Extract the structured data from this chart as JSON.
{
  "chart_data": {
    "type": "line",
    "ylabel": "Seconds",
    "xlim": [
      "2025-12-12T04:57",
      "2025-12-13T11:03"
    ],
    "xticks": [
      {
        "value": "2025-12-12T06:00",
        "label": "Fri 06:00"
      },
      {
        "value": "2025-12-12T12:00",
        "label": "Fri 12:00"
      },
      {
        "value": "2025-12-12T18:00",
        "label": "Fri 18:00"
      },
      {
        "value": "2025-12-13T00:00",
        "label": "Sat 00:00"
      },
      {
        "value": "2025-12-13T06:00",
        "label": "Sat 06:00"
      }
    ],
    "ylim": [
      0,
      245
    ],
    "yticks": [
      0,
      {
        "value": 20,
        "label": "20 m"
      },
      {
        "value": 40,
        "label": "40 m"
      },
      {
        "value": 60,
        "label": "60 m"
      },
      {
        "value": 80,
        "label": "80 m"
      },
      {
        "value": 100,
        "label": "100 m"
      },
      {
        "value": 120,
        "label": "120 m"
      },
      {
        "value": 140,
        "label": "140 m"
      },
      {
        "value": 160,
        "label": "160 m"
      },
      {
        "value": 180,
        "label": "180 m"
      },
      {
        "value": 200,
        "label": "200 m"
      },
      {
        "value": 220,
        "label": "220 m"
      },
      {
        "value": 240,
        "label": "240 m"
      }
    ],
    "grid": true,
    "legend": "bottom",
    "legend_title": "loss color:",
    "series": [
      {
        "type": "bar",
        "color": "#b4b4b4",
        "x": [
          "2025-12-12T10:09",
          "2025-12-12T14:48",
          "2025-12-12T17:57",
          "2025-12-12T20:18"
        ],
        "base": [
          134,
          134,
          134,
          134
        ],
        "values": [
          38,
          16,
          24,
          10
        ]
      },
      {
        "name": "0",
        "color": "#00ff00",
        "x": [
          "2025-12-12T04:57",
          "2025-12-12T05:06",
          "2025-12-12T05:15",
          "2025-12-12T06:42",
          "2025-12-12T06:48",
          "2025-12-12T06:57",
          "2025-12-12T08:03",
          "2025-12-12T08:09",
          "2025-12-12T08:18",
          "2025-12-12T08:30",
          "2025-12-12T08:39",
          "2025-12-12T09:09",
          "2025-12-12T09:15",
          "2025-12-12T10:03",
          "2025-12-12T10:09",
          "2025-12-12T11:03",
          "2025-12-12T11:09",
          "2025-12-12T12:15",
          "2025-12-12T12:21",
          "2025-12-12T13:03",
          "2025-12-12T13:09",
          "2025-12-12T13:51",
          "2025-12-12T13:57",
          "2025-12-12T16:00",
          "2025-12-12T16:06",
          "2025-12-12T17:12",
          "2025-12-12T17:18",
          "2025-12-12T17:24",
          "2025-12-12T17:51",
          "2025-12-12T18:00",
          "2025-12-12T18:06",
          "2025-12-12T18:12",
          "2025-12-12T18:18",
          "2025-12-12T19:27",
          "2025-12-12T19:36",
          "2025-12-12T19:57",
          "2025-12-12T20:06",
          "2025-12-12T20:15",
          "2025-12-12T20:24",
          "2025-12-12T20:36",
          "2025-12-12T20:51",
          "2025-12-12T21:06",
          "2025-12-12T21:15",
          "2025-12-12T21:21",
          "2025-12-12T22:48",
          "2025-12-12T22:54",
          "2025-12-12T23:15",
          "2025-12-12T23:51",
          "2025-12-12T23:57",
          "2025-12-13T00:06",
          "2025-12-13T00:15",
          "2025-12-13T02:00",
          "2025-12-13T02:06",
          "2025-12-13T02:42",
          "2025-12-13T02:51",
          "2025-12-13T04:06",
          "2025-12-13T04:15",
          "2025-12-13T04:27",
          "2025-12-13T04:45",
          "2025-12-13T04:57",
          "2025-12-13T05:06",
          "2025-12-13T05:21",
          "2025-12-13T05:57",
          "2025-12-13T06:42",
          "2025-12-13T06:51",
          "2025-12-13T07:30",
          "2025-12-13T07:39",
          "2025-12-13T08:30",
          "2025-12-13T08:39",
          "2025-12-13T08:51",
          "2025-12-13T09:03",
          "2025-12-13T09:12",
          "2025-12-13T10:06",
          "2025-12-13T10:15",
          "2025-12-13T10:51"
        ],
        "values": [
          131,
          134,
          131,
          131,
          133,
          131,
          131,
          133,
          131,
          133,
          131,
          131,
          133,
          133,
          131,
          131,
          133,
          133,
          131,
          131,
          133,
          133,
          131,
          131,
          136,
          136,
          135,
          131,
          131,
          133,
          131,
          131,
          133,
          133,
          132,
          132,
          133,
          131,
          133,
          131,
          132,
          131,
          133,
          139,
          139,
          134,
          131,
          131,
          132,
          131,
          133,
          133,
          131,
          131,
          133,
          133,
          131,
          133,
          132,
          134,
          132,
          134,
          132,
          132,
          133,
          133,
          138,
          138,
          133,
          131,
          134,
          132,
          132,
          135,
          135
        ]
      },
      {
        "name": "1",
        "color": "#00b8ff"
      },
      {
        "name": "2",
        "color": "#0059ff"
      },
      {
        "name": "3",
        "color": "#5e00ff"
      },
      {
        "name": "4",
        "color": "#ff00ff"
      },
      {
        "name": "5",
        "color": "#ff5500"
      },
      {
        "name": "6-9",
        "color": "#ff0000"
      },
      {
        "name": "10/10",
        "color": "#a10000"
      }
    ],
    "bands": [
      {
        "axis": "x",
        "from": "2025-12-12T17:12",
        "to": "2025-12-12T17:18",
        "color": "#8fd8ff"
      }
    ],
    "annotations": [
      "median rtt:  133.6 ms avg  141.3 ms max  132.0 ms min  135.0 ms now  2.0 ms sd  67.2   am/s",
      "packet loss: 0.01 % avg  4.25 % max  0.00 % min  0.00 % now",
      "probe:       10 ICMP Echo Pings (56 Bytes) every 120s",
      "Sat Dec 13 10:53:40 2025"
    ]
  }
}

---------------

Work instructions - Copy the material above back out, exactly as written.

Answer to this problem -
Extract the structured data from this chart as JSON.
{
  "chart_data": {
    "type": "line",
    "ylabel": "Seconds",
    "xlim": [
      "2025-12-12T04:57",
      "2025-12-13T11:03"
    ],
    "xticks": [
      {
        "value": "2025-12-12T06:00",
        "label": "Fri 06:00"
      },
      {
        "value": "2025-12-12T12:00",
        "label": "Fri 12:00"
      },
      {
        "value": "2025-12-12T18:00",
        "label": "Fri 18:00"
      },
      {
        "value": "2025-12-13T00:00",
        "label": "Sat 00:00"
      },
      {
        "value": "2025-12-13T06:00",
        "label": "Sat 06:00"
      }
    ],
    "ylim": [
      0,
      245
    ],
    "yticks": [
      0,
      {
        "value": 20,
        "label": "20 m"
      },
      {
        "value": 40,
        "label": "40 m"
      },
      {
        "value": 60,
        "label": "60 m"
      },
      {
        "value": 80,
        "label": "80 m"
      },
      {
        "value": 100,
        "label": "100 m"
      },
      {
        "value": 120,
        "label": "120 m"
      },
      {
        "value": 140,
        "label": "140 m"
      },
      {
        "value": 160,
        "label": "160 m"
      },
      {
        "value": 180,
        "label": "180 m"
      },
      {
        "value": 200,
        "label": "200 m"
      },
      {
        "value": 220,
        "label": "220 m"
      },
      {
        "value": 240,
        "label": "240 m"
      }
    ],
    "grid": true,
    "legend": "bottom",
    "legend_title": "loss color:",
    "series": [
      {
        "type": "bar",
        "color": "#b4b4b4",
        "x": [
          "2025-12-12T10:09",
          "2025-12-12T14:48",
          "2025-12-12T17:57",
          "2025-12-12T20:18"
        ],
        "base": [
          134,
          134,
          134,
          134
        ],
        "values": [
          38,
          16,
          24,
          10
        ]
      },
      {
        "name": "0",
        "color": "#00ff00",
        "x": [
          "2025-12-12T04:57",
          "2025-12-12T05:06",
          "2025-12-12T05:15",
          "2025-12-12T06:42",
          "2025-12-12T06:48",
          "2025-12-12T06:57",
          "2025-12-12T08:03",
          "2025-12-12T08:09",
          "2025-12-12T08:18",
          "2025-12-12T08:30",
          "2025-12-12T08:39",
          "2025-12-12T09:09",
          "2025-12-12T09:15",
          "2025-12-12T10:03",
          "2025-12-12T10:09",
          "2025-12-12T11:03",
          "2025-12-12T11:09",
          "2025-12-12T12:15",
          "2025-12-12T12:21",
          "2025-12-12T13:03",
          "2025-12-12T13:09",
          "2025-12-12T13:51",
          "2025-12-12T13:57",
          "2025-12-12T16:00",
          "2025-12-12T16:06",
          "2025-12-12T17:12",
          "2025-12-12T17:18",
          "2025-12-12T17:24",
          "2025-12-12T17:51",
          "2025-12-12T18:00",
          "2025-12-12T18:06",
          "2025-12-12T18:12",
          "2025-12-12T18:18",
          "2025-12-12T19:27",
          "2025-12-12T19:36",
          "2025-12-12T19:57",
          "2025-12-12T20:06",
          "2025-12-12T20:15",
          "2025-12-12T20:24",
          "2025-12-12T20:36",
          "2025-12-12T20:51",
          "2025-12-12T21:06",
          "2025-12-12T21:15",
          "2025-12-12T21:21",
          "2025-12-12T22:48",
          "2025-12-12T22:54",
          "2025-12-12T23:15",
          "2025-12-12T23:51",
          "2025-12-12T23:57",
          "2025-12-13T00:06",
          "2025-12-13T00:15",
          "2025-12-13T02:00",
          "2025-12-13T02:06",
          "2025-12-13T02:42",
          "2025-12-13T02:51",
          "2025-12-13T04:06",
          "2025-12-13T04:15",
          "2025-12-13T04:27",
          "2025-12-13T04:45",
          "2025-12-13T04:57",
          "2025-12-13T05:06",
          "2025-12-13T05:21",
          "2025-12-13T05:57",
          "2025-12-13T06:42",
          "2025-12-13T06:51",
          "2025-12-13T07:30",
          "2025-12-13T07:39",
          "2025-12-13T08:30",
          "2025-12-13T08:39",
          "2025-12-13T08:51",
          "2025-12-13T09:03",
          "2025-12-13T09:12",
          "2025-12-13T10:06",
          "2025-12-13T10:15",
          "2025-12-13T10:51"
        ],
        "values": [
          131,
          134,
          131,
          131,
          133,
          131,
          131,
          133,
          131,
          133,
          131,
          131,
          133,
          133,
          131,
          131,
          133,
          133,
          131,
          131,
          133,
          133,
          131,
          131,
          136,
          136,
          135,
          131,
          131,
          133,
          131,
          131,
          133,
          133,
          132,
          132,
          133,
          131,
          133,
          131,
          132,
          131,
          133,
          139,
          139,
          134,
          131,
          131,
          132,
          131,
          133,
          133,
          131,
          131,
          133,
          133,
          131,
          133,
          132,
          134,
          132,
          134,
          132,
          132,
          133,
          133,
          138,
          138,
          133,
          131,
          134,
          132,
          132,
          135,
          135
        ]
      },
      {
        "name": "1",
        "color": "#00b8ff"
      },
      {
        "name": "2",
        "color": "#0059ff"
      },
      {
        "name": "3",
        "color": "#5e00ff"
      },
      {
        "name": "4",
        "color": "#ff00ff"
      },
      {
        "name": "5",
        "color": "#ff5500"
      },
      {
        "name": "6-9",
        "color": "#ff0000"
      },
      {
        "name": "10/10",
        "color": "#a10000"
      }
    ],
    "bands": [
      {
        "axis": "x",
        "from": "2025-12-12T17:12",
        "to": "2025-12-12T17:18",
        "color": "#8fd8ff"
      }
    ],
    "annotations": [
      "median rtt:  133.6 ms avg  141.3 ms max  132.0 ms min  135.0 ms now  2.0 ms sd  67.2   am/s",
      "packet loss: 0.01 % avg  4.25 % max  0.00 % min  0.00 % now",
      "probe:       10 ICMP Echo Pings (56 Bytes) every 120s",
      "Sat Dec 13 10:53:40 2025"
    ]
  }
}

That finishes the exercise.